June 20th, 2022River Life with Kyle Barnes
ORIGINALLY known as Hopwood’s Ferry, Echuca was founded by one of the most enterprising characters of the early colonial days, an ex-convict named Henry Hopwood. In 1850 he bought a small punt to transport people and goods across the mighty Murray. Hopwood died in 1869 leaving a thriving town where nothing had existed 16 years earlier, when he built his first slab wood inn.
On a recent trip to the sister cities of Echuca and Moama we decided to stay in a caravan park. The sort of spot that we normally shun, not because we are snobby, it’s just caravan parks by and large consist of sunset drinks, early dinners, early to bed and the racket of caravanners and children packing up at six in the morning to get on the road.
However, I spotted these almost cantilevered cabins from the bridge that connects the two towns, and swung back for a look at the Moama Riverside Holiday Park and immediately booked into cabin 22. A two-bedroom cabin on the edge of the park for $220 a night with a steamer funnel height view up and down the main river.
I am not taking it for granted as we wander our great southern land again. It was only months ago that I saw a young man sat on the edge of the road crying on the Victorian side of the Murray as police swamped him and ushered him back to NSW. He, probably like all of us, just wanted to see his family and was denied access. Bloody lockdowns.

### STORED DATA
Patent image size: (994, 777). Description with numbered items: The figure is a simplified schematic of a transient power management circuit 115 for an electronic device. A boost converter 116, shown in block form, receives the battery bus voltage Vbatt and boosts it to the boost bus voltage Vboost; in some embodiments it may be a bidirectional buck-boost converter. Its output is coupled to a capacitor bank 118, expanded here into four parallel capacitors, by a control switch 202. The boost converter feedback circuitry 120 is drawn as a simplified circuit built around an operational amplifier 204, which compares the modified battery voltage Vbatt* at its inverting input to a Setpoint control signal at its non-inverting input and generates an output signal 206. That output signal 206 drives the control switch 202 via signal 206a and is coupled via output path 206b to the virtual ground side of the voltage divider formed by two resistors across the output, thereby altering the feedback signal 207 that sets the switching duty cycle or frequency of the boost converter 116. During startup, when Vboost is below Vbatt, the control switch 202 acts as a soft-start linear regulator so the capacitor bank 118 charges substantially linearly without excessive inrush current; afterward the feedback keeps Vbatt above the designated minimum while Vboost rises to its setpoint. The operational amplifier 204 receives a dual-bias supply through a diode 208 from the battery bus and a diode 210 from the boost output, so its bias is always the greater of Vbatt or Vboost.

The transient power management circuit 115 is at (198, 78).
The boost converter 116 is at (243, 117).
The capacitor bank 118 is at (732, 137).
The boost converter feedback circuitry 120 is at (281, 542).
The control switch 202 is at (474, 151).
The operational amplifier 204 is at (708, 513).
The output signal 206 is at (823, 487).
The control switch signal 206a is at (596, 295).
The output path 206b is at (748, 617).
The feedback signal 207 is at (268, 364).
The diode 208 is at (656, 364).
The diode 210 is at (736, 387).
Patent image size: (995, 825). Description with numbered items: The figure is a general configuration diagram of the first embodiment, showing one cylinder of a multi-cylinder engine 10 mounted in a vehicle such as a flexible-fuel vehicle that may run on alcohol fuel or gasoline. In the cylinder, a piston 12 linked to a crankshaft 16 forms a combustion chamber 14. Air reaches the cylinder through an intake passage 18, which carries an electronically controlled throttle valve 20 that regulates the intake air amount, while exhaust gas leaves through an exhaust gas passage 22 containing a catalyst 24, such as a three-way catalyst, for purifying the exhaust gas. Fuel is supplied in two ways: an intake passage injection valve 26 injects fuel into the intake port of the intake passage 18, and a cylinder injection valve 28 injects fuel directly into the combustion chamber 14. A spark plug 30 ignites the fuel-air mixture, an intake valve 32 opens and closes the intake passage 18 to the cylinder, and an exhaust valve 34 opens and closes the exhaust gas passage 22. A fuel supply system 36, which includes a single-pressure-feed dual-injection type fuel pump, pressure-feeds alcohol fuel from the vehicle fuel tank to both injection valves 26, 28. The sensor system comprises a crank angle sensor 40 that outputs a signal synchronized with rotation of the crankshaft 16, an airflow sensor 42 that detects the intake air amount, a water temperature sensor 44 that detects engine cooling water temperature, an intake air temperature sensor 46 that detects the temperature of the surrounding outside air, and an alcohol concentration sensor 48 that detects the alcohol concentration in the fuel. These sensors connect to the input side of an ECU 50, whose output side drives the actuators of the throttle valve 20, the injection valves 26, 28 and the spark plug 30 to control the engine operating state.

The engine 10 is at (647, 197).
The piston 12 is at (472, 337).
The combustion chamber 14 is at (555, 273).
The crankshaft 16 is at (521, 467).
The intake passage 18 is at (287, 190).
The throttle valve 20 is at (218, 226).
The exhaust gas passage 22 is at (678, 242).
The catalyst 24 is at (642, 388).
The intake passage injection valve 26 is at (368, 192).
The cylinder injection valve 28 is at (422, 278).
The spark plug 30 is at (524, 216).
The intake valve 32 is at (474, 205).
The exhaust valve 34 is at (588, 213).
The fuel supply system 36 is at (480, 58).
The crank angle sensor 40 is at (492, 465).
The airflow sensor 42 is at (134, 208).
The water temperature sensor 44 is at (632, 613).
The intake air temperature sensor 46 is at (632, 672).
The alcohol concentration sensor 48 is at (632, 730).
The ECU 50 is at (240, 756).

### STATED EXERCISE
Please extend the travel piece about Echuca and Moama, picking up right after its last sentence.

### RESULT
The Echuca side of the river ticks a lot of the boxes for me. It is steeped in maritime history although I am not much of a fan of the bearded man who goes around and around the block picking up tourists to experience a ride in his horse and cart or other naff tourist attractions like that. But drill down a layer, walk under the side show of the historic village and you find yourself in a world under the wharves, where you appreciate the height and engineering intricacies of the inland wharf necessary for the land of flood and drought.
The walks around the Murray are as long or short as you like. If you want to see another engineering marvel, I suggest a 30-minute car ride to Torrumbarry Weir, where there is a working lock and a lot more interpretive information to get your head around how big and navigable the water system is.
Whether you’re a car buff or not, a visit to the National Holden Motor Museum back in Echuca is great for a nostalgic jaunt down memory lane, however back on the Moama part of the divided megalopolitan area is the Moama Bowls club, a huge sprawling NSW-style club.
It is great for a visit and only about a five minute walk from the caravan park for any meal in the day. Some folks I recognised didn’t seem to have left between meals, choosing the dark serenity and noise of the pokies to the blue skies and serene whistle of the steamboats that ply up and down the river under our balcony. But if that’s your scene, it is there for you in abundance.
A visit to the twin cities wouldn’t be complete without a ride on an old steamer such as the Canberra or Emmylou, with the latter coming back into commission later this year. An hour trip on the former is about $30. The Emmylou does longer overnight trips of two to six nights which, for that sort of diehard riverbank steering and wildlife watching, I would think you would be better off grabbing a few friends, a couple of tonnes of booze and food, and head off on a houseboat with a spa pool bubbling away on the top deck.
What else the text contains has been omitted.